Your instructions: Provide the data again in its entirety, exactly as given.

-- BEGIN Data entries --

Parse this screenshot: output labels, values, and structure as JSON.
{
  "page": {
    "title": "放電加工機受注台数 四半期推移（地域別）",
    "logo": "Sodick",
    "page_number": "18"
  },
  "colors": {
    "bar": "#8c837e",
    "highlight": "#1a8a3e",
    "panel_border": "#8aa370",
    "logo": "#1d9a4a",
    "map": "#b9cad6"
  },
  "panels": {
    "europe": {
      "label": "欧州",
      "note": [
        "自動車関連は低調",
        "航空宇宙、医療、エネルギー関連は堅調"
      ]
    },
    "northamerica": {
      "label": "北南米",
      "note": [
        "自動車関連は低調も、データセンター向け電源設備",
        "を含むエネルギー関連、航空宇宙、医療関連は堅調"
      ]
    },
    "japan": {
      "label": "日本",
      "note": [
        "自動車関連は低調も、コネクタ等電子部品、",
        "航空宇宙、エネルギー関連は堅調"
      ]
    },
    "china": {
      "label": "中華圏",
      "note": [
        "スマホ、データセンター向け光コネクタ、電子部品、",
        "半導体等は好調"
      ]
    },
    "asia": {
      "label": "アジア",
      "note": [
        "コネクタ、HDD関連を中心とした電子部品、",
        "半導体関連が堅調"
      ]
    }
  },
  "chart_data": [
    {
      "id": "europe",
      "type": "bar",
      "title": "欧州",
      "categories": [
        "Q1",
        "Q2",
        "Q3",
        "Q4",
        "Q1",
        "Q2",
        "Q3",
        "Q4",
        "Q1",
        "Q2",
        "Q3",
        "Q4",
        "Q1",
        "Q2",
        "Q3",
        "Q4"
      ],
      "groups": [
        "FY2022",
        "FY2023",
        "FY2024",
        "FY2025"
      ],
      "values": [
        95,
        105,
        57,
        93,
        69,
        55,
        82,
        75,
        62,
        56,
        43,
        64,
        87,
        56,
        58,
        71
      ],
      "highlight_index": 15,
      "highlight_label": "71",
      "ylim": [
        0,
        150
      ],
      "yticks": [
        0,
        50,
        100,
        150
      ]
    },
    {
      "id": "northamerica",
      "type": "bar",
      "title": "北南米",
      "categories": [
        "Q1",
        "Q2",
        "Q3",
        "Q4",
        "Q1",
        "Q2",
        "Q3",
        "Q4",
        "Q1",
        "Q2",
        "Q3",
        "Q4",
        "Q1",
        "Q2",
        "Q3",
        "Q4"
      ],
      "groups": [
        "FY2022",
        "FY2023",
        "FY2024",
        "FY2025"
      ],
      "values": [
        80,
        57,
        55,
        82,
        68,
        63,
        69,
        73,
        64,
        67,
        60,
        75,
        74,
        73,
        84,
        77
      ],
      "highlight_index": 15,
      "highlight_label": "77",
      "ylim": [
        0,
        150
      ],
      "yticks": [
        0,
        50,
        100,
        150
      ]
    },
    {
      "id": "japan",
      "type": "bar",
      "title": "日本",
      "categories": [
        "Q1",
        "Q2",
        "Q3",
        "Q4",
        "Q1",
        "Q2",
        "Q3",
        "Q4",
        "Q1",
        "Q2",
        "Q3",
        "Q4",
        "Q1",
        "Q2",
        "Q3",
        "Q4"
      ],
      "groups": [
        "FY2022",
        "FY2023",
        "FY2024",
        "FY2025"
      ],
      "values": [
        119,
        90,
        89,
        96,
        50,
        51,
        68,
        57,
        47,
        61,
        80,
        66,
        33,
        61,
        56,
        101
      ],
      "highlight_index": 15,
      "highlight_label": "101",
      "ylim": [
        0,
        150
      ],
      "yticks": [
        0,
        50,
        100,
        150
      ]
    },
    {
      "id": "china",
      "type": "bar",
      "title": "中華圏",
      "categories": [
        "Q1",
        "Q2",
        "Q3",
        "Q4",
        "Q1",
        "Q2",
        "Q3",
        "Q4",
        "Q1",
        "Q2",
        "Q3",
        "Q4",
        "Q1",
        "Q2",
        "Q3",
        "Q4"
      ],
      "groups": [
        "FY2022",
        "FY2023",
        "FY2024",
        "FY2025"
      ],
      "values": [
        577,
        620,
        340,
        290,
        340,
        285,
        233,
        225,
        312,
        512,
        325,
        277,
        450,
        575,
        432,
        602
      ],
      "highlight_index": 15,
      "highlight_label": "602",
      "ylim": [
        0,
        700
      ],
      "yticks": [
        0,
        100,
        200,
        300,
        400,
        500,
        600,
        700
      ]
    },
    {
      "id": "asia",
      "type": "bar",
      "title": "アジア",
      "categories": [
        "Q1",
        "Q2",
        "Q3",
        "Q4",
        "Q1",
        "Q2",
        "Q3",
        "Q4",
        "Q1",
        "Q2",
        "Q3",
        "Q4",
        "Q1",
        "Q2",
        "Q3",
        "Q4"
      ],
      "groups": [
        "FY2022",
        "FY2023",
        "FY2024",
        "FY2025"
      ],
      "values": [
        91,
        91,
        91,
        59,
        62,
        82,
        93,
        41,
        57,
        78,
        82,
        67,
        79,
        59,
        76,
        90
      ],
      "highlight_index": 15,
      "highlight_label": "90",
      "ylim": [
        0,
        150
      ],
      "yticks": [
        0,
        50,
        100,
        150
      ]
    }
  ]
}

-- END Data entries --

Solution to the exercise:
Parse this screenshot: output labels, values, and structure as JSON.
{
  "page": {
    "title": "放電加工機受注台数 四半期推移（地域別）",
    "logo": "Sodick",
    "page_number": "18"
  },
  "colors": {
    "bar": "#8c837e",
    "highlight": "#1a8a3e",
    "panel_border": "#8aa370",
    "logo": "#1d9a4a",
    "map": "#b9cad6"
  },
  "panels": {
    "europe": {
      "label": "欧州",
      "note": [
        "自動車関連は低調",
        "航空宇宙、医療、エネルギー関連は堅調"
      ]
    },
    "northamerica": {
      "label": "北南米",
      "note": [
        "自動車関連は低調も、データセンター向け電源設備",
        "を含むエネルギー関連、航空宇宙、医療関連は堅調"
      ]
    },
    "japan": {
      "label": "日本",
      "note": [
        "自動車関連は低調も、コネクタ等電子部品、",
        "航空宇宙、エネルギー関連は堅調"
      ]
    },
    "china": {
      "label": "中華圏",
      "note": [
        "スマホ、データセンター向け光コネクタ、電子部品、",
        "半導体等は好調"
      ]
    },
    "asia": {
      "label": "アジア",
      "note": [
        "コネクタ、HDD関連を中心とした電子部品、",
        "半導体関連が堅調"
      ]
    }
  },
  "chart_data": [
    {
      "id": "europe",
      "type": "bar",
      "title": "欧州",
      "categories": [
        "Q1",
        "Q2",
        "Q3",
        "Q4",
        "Q1",
        "Q2",
        "Q3",
        "Q4",
        "Q1",
        "Q2",
        "Q3",
        "Q4",
        "Q1",
        "Q2",
        "Q3",
        "Q4"
      ],
      "groups": [
        "FY2022",
        "FY2023",
        "FY2024",
        "FY2025"
      ],
      "values": [
        95,
        105,
        57,
        93,
        69,
        55,
        82,
        75,
        62,
        56,
        43,
        64,
        87,
        56,
        58,
        71
      ],
      "highlight_index": 15,
      "highlight_label": "71",
      "ylim": [
        0,
        150
      ],
      "yticks": [
        0,
        50,
        100,
        150
      ]
    },
    {
      "id": "northamerica",
      "type": "bar",
      "title": "北南米",
      "categories": [
        "Q1",
        "Q2",
        "Q3",
        "Q4",
        "Q1",
        "Q2",
        "Q3",
        "Q4",
        "Q1",
        "Q2",
        "Q3",
        "Q4",
        "Q1",
        "Q2",
        "Q3",
        "Q4"
      ],
      "groups": [
        "FY2022",
        "FY2023",
        "FY2024",
        "FY2025"
      ],
      "values": [
        80,
        57,
        55,
        82,
        68,
        63,
        69,
        73,
        64,
        67,
        60,
        75,
        74,
        73,
        84,
        77
      ],
      "highlight_index": 15,
      "highlight_label": "77",
      "ylim": [
        0,
        150
      ],
      "yticks": [
        0,
        50,
        100,
        150
      ]
    },
    {
      "id": "japan",
      "type": "bar",
      "title": "日本",
      "categories": [
        "Q1",
        "Q2",
        "Q3",
        "Q4",
        "Q1",
        "Q2",
        "Q3",
        "Q4",
        "Q1",
        "Q2",
        "Q3",
        "Q4",
        "Q1",
        "Q2",
        "Q3",
        "Q4"
      ],
      "groups": [
        "FY2022",
        "FY2023",
        "FY2024",
        "FY2025"
      ],
      "values": [
        119,
        90,
        89,
        96,
        50,
        51,
        68,
        57,
        47,
        61,
        80,
        66,
        33,
        61,
        56,
        101
      ],
      "highlight_index": 15,
      "highlight_label": "101",
      "ylim": [
        0,
        150
      ],
      "yticks": [
        0,
        50,
        100,
        150
      ]
    },
    {
      "id": "china",
      "type": "bar",
      "title": "中華圏",
      "categories": [
        "Q1",
        "Q2",
        "Q3",
        "Q4",
        "Q1",
        "Q2",
        "Q3",
        "Q4",
        "Q1",
        "Q2",
        "Q3",
        "Q4",
        "Q1",
        "Q2",
        "Q3",
        "Q4"
      ],
      "groups": [
        "FY2022",
        "FY2023",
        "FY2024",
        "FY2025"
      ],
      "values": [
        577,
        620,
        340,
        290,
        340,
        285,
        233,
        225,
        312,
        512,
        325,
        277,
        450,
        575,
        432,
        602
      ],
      "highlight_index": 15,
      "highlight_label": "602",
      "ylim": [
        0,
        700
      ],
      "yticks": [
        0,
        100,
        200,
        300,
        400,
        500,
        600,
        700
      ]
    },
    {
      "id": "asia",
      "type": "bar",
      "title": "アジア",
      "categories": [
        "Q1",
        "Q2",
        "Q3",
        "Q4",
        "Q1",
        "Q2",
        "Q3",
        "Q4",
        "Q1",
        "Q2",
        "Q3",
        "Q4",
        "Q1",
        "Q2",
        "Q3",
        "Q4"
      ],
      "groups": [
        "FY2022",
        "FY2023",
        "FY2024",
        "FY2025"
      ],
      "values": [
        91,
        91,
        91,
        59,
        62,
        82,
        93,
        41,
        57,
        78,
        82,
        67,
        79,
        59,
        76,
        90
      ],
      "highlight_index": 15,
      "highlight_label": "90",
      "ylim": [
        0,
        150
      ],
      "yticks": [
        0,
        50,
        100,
        150
      ]
    }
  ]
}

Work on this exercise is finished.